Supplied entries:

★ ★ ★ ★ ★

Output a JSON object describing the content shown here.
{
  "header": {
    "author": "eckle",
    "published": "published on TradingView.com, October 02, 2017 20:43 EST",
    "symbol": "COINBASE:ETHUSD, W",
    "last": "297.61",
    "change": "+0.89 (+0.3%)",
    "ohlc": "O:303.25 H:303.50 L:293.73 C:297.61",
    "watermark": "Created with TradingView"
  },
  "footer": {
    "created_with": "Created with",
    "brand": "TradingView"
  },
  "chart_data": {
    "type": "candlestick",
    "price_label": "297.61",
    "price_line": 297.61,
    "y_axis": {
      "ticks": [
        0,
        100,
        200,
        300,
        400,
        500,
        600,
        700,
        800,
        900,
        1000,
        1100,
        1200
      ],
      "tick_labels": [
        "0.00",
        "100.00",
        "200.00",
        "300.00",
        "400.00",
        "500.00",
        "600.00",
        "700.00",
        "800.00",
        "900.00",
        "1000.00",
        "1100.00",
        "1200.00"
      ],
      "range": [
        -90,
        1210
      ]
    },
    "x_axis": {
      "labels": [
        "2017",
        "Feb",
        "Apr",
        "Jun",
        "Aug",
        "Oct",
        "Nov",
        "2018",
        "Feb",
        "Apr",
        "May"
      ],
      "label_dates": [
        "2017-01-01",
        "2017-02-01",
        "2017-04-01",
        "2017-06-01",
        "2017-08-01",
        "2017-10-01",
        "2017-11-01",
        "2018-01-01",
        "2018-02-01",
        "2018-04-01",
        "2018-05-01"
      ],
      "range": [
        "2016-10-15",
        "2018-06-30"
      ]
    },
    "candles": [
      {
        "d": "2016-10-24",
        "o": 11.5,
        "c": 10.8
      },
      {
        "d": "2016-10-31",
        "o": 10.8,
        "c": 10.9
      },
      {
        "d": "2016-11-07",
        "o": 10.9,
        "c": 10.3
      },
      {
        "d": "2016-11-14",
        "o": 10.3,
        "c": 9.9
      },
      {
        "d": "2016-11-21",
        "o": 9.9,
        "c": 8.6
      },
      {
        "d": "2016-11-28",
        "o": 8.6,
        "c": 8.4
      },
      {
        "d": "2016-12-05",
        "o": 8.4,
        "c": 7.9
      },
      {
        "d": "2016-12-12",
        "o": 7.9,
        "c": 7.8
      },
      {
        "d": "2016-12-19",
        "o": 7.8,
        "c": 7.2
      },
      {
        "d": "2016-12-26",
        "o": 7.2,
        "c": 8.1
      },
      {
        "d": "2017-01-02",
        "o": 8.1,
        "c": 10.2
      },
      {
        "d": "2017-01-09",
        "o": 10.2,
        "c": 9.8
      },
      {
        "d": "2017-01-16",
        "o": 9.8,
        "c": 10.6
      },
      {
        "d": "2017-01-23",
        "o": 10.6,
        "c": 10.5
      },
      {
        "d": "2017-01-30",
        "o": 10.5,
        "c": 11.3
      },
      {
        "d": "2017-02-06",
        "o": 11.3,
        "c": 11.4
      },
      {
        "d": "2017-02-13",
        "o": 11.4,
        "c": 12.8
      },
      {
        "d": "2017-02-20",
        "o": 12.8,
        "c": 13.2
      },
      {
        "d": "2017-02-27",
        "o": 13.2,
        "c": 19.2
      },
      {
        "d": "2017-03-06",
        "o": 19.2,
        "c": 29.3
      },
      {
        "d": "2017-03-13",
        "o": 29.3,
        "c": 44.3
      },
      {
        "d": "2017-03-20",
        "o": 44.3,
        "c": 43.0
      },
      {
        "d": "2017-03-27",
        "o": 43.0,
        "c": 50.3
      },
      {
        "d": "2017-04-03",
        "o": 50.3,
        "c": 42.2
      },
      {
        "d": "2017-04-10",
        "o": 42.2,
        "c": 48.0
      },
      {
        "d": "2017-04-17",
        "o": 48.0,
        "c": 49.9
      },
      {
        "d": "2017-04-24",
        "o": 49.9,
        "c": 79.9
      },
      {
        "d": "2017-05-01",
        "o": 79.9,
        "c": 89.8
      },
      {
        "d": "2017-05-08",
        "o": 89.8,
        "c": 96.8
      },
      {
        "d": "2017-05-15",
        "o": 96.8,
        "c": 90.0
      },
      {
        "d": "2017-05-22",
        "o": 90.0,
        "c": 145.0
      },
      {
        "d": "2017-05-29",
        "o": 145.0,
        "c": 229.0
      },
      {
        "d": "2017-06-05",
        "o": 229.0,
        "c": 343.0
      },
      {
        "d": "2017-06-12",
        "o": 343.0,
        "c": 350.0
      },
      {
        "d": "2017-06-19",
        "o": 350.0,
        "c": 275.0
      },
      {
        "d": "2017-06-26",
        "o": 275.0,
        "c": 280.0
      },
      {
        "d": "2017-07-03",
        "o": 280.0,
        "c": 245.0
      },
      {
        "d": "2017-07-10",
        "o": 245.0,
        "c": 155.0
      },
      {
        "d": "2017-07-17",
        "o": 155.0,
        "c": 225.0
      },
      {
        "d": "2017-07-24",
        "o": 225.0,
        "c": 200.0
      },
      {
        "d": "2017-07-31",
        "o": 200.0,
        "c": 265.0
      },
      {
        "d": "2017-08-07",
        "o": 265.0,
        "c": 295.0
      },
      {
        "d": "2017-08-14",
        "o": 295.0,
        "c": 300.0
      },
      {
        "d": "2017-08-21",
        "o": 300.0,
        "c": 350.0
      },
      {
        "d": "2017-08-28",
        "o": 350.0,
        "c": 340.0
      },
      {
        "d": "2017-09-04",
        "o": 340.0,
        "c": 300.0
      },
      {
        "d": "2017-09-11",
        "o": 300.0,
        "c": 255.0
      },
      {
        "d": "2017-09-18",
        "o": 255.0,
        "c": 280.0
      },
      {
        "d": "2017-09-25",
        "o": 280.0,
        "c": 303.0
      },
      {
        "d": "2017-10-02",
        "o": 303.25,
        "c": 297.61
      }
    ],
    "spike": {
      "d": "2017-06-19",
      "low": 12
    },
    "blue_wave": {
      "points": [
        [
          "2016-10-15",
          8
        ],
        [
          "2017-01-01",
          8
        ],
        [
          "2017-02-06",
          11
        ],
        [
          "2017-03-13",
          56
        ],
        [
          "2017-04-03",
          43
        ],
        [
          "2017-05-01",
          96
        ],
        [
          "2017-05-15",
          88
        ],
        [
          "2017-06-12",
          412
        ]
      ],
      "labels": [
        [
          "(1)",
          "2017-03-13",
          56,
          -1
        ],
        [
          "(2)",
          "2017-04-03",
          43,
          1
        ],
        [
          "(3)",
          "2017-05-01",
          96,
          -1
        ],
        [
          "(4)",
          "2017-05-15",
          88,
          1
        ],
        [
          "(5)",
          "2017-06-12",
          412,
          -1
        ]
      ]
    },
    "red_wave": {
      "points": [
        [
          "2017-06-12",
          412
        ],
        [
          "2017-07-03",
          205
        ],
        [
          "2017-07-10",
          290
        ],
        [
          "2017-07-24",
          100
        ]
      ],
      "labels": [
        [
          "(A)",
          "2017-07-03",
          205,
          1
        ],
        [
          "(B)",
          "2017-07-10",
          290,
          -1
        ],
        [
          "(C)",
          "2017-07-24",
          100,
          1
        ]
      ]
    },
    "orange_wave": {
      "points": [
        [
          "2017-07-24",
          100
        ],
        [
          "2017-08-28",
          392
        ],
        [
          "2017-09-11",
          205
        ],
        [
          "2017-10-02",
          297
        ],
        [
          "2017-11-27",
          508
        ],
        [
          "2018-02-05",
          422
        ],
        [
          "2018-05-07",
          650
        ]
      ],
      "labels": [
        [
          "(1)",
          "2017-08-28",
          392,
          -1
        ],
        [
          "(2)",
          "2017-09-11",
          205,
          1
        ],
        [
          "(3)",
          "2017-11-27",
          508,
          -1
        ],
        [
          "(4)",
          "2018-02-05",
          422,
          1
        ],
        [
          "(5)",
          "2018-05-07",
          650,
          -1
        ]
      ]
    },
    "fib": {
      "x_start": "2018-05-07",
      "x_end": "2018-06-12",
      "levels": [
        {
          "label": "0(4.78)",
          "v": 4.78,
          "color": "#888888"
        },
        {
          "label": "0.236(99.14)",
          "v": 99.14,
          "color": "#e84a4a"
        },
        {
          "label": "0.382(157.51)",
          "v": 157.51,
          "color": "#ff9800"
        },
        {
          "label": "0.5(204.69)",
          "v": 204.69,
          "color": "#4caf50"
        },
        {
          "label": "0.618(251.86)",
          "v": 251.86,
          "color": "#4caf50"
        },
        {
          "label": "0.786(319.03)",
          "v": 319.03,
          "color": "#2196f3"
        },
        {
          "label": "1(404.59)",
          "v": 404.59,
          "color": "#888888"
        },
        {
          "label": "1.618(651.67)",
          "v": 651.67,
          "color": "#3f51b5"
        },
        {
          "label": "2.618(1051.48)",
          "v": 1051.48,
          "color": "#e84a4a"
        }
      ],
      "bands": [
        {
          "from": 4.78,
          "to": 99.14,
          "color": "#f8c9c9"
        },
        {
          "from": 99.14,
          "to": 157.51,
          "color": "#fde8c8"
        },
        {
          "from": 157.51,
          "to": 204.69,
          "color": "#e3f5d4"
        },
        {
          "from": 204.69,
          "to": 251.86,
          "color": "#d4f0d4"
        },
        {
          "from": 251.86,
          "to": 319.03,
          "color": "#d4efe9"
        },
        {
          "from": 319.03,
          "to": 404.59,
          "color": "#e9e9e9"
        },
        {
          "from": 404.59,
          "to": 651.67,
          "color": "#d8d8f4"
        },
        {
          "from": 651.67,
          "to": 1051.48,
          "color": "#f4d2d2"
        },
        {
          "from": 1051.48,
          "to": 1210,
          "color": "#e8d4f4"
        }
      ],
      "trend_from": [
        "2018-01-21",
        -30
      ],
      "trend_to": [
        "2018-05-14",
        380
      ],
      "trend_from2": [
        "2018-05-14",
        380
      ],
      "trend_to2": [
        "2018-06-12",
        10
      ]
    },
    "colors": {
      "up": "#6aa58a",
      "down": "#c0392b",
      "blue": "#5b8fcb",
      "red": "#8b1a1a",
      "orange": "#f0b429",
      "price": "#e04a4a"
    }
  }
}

★ ★ ★ ★ ★

Problem to solve: Where a line of the data holds "TradingView", show that line.

Answer to this task:
    "published": "published on TradingView.com, October 02, 2017 20:43 EST",
    "watermark": "Created with TradingView"
    "brand": "TradingView"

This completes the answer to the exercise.